Exercise description » Print the entries below in their entirety, exactly as they are written.

++++ Raw data

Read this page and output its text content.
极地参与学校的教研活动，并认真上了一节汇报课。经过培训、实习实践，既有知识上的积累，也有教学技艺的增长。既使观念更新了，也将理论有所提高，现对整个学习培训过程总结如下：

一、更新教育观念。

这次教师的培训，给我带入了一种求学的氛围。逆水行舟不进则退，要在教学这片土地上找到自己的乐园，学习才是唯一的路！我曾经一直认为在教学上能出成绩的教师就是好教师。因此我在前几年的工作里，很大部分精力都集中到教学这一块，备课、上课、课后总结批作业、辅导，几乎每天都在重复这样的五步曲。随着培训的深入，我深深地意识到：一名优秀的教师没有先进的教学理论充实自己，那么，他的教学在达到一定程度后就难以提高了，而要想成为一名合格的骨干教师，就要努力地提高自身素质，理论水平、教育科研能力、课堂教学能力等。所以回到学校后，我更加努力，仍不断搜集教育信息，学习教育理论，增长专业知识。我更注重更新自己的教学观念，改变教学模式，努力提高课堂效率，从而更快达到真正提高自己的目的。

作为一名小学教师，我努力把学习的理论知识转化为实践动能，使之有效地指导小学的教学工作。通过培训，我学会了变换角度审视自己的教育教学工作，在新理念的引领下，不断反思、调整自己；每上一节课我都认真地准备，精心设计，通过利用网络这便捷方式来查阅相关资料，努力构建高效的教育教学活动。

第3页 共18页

++++++++

Reply »
Read this page and output its text content.
极地参与学校的教研活动，并认真上了一节汇报课。经过培训、实习实践，既有知识上的积累，也有教学技艺的增长。既使观念更新了，也将理论有所提高，现对整个学习培训过程总结如下：

一、更新教育观念。

这次教师的培训，给我带入了一种求学的氛围。逆水行舟不进则退，要在教学这片土地上找到自己的乐园，学习才是唯一的路！我曾经一直认为在教学上能出成绩的教师就是好教师。因此我在前几年的工作里，很大部分精力都集中到教学这一块，备课、上课、课后总结批作业、辅导，几乎每天都在重复这样的五步曲。随着培训的深入，我深深地意识到：一名优秀的教师没有先进的教学理论充实自己，那么，他的教学在达到一定程度后就难以提高了，而要想成为一名合格的骨干教师，就要努力地提高自身素质，理论水平、教育科研能力、课堂教学能力等。所以回到学校后，我更加努力，仍不断搜集教育信息，学习教育理论，增长专业知识。我更注重更新自己的教学观念，改变教学模式，努力提高课堂效率，从而更快达到真正提高自己的目的。

作为一名小学教师，我努力把学习的理论知识转化为实践动能，使之有效地指导小学的教学工作。通过培训，我学会了变换角度审视自己的教育教学工作，在新理念的引领下，不断反思、调整自己；每上一节课我都认真地准备，精心设计，通过利用网络这便捷方式来查阅相关资料，努力构建高效的教育教学活动。

第3页 共18页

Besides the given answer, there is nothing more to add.